* [What is expected]
Every record should be repeated exactly, except that pictures are left out.

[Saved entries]

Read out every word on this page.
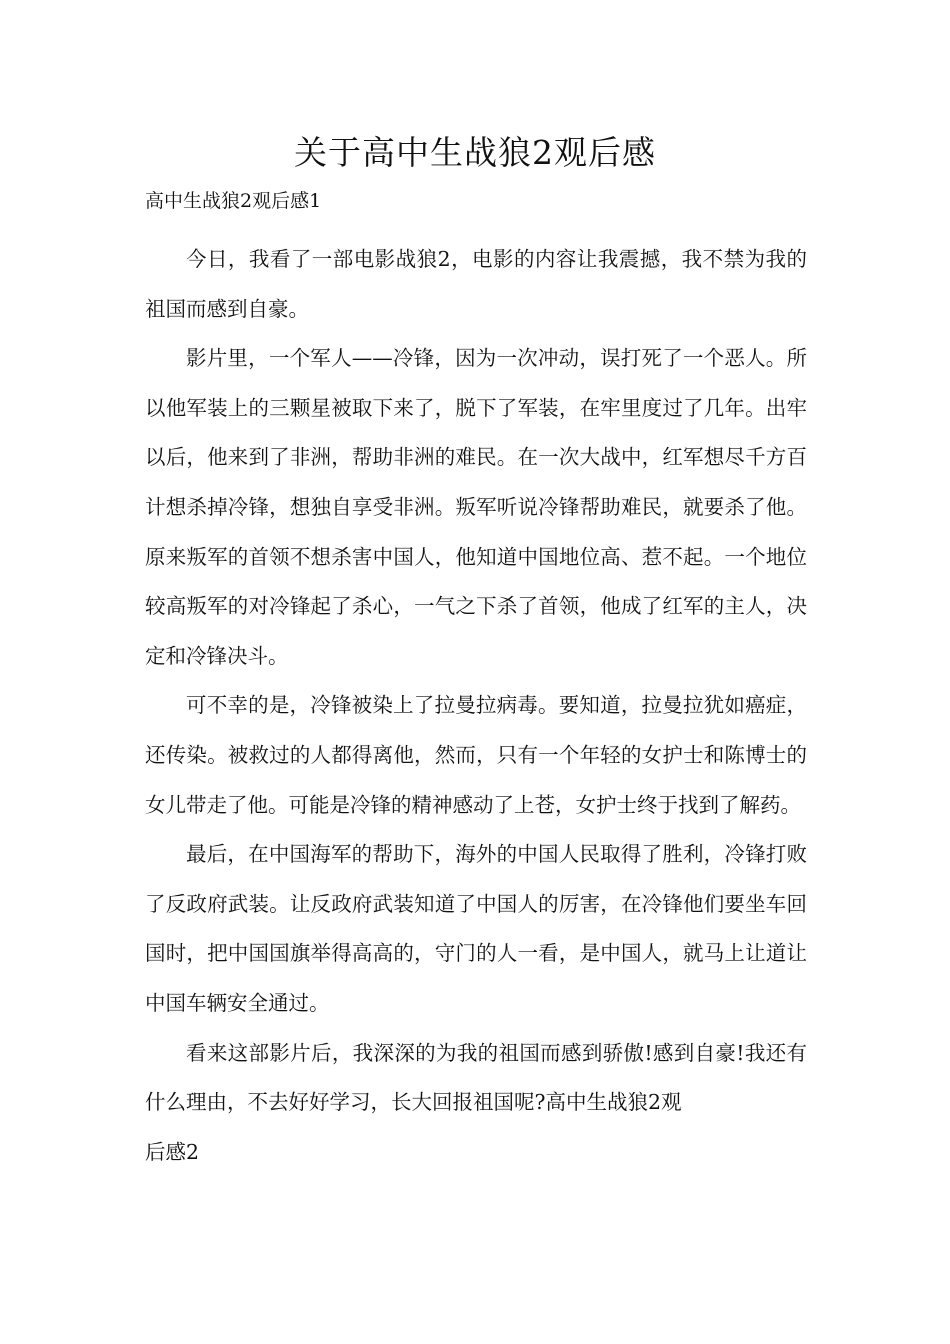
关于高中生战狼2观后感

高中生战狼2观后感1

今日，我看了一部电影战狼2，电影的内容让我震撼，我不禁为我的祖国而感到自豪。

影片里，一个军人——冷锋，因为一次冲动，误打死了一个恶人。所以他军装上的三颗星被取下来了，脱下了军装，在牢里度过了几年。出牢以后，他来到了非洲，帮助非洲的难民。在一次大战中，红军想尽千方百计想杀掉冷锋，想独自享受非洲。叛军听说冷锋帮助难民，就要杀了他。原来叛军的首领不想杀害中国人，他知道中国地位高、惹不起。一个地位较高叛军的对冷锋起了杀心，一气之下杀了首领，他成了红军的主人，决定和冷锋决斗。

可不幸的是，冷锋被染上了拉曼拉病毒。要知道，拉曼拉犹如癌症，还传染。被救过的人都得离他，然而，只有一个年轻的女护士和陈博士的女儿带走了他。可能是冷锋的精神感动了上苍，女护士终于找到了解药。

最后，在中国海军的帮助下，海外的中国人民取得了胜利，冷锋打败了反政府武装。让反政府武装知道了中国人的厉害，在冷锋他们要坐车回国时，把中国国旗举得高高的，守门的人一看，是中国人，就马上让道让中国车辆安全通过。

看来这部影片后，我深深的为我的祖国而感到骄傲!感到自豪!我还有什么理由，不去好好学习，长大回报祖国呢?高中生战狼2观

后感2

* [Solution to this exercise]
Read out every word on this page.
关于高中生战狼2观后感

高中生战狼2观后感1

今日，我看了一部电影战狼2，电影的内容让我震撼，我不禁为我的祖国而感到自豪。

影片里，一个军人——冷锋，因为一次冲动，误打死了一个恶人。所以他军装上的三颗星被取下来了，脱下了军装，在牢里度过了几年。出牢以后，他来到了非洲，帮助非洲的难民。在一次大战中，红军想尽千方百计想杀掉冷锋，想独自享受非洲。叛军听说冷锋帮助难民，就要杀了他。原来叛军的首领不想杀害中国人，他知道中国地位高、惹不起。一个地位较高叛军的对冷锋起了杀心，一气之下杀了首领，他成了红军的主人，决定和冷锋决斗。

可不幸的是，冷锋被染上了拉曼拉病毒。要知道，拉曼拉犹如癌症，还传染。被救过的人都得离他，然而，只有一个年轻的女护士和陈博士的女儿带走了他。可能是冷锋的精神感动了上苍，女护士终于找到了解药。

最后，在中国海军的帮助下，海外的中国人民取得了胜利，冷锋打败了反政府武装。让反政府武装知道了中国人的厉害，在冷锋他们要坐车回国时，把中国国旗举得高高的，守门的人一看，是中国人，就马上让道让中国车辆安全通过。

看来这部影片后，我深深的为我的祖国而感到骄傲!感到自豪!我还有什么理由，不去好好学习，长大回报祖国呢?高中生战狼2观

后感2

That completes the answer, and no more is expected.